Directive: From the listing below, copy every line with the word "point".

Records for this task:

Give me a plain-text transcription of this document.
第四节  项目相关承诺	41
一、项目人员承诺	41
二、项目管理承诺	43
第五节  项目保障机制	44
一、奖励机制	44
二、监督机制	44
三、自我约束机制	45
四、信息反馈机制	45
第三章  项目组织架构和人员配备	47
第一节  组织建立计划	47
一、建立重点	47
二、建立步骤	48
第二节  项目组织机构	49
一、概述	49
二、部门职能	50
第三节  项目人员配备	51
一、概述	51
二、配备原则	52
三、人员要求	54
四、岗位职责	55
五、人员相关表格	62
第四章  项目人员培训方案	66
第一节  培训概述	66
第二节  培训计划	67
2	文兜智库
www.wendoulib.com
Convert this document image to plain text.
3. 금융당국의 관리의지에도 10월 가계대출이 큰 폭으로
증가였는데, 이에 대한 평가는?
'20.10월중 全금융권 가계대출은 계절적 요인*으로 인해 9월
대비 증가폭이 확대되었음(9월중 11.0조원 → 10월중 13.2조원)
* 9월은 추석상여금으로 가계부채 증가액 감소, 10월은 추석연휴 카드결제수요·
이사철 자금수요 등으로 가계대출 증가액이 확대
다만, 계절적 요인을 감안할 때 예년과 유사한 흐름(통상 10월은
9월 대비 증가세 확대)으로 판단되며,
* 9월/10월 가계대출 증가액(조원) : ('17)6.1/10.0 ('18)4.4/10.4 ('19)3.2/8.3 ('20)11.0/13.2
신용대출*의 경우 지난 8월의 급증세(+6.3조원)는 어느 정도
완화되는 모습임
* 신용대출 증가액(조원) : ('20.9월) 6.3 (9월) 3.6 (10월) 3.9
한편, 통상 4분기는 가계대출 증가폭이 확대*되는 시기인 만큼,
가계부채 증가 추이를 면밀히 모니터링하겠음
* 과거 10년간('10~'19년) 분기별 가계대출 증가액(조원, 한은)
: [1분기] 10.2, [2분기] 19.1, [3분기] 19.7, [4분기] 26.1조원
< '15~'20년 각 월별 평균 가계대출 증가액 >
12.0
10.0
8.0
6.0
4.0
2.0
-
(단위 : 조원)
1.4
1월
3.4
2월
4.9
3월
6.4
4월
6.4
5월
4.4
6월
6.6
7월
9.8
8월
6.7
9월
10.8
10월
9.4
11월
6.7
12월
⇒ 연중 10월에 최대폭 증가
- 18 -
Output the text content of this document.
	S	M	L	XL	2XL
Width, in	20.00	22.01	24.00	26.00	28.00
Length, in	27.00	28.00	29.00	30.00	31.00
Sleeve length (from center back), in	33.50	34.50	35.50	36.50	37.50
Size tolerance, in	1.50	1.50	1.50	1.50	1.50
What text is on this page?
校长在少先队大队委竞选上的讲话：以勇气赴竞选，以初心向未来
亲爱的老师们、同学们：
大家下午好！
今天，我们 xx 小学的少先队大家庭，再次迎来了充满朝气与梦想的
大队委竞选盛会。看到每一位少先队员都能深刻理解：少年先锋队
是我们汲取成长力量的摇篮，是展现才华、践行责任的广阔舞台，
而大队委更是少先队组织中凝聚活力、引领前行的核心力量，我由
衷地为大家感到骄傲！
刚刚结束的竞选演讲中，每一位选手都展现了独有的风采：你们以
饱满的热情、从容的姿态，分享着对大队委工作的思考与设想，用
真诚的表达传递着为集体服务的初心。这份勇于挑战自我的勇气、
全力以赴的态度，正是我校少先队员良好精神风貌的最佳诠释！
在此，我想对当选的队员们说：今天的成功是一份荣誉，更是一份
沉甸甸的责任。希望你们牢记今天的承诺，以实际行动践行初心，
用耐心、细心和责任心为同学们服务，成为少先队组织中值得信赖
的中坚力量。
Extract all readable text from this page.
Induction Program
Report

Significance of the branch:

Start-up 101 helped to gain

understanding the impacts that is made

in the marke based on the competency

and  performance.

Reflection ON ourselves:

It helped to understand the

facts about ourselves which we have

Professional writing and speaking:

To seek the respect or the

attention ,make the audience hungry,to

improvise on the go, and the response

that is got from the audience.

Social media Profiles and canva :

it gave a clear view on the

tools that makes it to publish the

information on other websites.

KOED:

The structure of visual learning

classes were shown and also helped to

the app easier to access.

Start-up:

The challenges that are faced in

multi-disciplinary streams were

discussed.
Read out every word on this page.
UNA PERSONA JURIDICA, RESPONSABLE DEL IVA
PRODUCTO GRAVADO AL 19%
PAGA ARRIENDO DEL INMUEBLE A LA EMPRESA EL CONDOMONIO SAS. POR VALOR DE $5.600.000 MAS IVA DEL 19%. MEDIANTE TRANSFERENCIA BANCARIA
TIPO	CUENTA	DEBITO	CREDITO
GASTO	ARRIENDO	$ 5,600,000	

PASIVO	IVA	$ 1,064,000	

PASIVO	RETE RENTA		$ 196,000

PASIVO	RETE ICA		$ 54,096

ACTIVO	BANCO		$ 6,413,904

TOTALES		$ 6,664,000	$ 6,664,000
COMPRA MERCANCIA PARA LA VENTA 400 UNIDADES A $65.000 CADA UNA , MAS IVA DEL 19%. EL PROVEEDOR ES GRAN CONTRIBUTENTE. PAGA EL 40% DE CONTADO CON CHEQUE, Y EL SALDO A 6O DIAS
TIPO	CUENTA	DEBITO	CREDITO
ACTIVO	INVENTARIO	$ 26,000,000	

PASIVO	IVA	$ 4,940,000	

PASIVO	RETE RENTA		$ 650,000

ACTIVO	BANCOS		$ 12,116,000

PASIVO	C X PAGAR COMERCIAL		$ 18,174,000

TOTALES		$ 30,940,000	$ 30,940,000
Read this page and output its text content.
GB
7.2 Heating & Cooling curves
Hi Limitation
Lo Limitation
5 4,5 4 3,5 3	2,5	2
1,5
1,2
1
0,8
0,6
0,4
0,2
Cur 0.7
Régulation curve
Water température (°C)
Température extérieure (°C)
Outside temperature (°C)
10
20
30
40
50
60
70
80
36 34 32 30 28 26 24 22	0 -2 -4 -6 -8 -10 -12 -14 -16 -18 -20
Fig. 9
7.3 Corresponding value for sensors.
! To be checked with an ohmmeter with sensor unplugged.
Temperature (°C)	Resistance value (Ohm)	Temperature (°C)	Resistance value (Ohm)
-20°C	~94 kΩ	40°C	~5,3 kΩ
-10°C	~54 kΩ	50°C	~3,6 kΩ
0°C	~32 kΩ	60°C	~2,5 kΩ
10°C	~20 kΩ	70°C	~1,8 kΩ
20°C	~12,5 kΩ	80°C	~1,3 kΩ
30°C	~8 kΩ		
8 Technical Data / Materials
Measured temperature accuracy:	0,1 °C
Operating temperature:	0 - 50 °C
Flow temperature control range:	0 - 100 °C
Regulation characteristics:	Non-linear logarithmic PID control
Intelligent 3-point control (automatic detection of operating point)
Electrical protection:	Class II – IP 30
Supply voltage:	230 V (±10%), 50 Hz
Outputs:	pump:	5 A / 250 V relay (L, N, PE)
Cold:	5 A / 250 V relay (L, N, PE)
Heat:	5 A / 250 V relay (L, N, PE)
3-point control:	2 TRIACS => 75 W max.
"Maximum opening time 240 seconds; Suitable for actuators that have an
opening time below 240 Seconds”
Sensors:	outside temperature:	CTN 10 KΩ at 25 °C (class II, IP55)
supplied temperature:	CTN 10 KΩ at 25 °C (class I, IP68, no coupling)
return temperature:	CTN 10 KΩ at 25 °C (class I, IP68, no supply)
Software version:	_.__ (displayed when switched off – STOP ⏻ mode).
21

Result of the exercise:
Intelligent 3-point control (automatic detection of operating point)
3-point control:	2 TRIACS => 75 W max.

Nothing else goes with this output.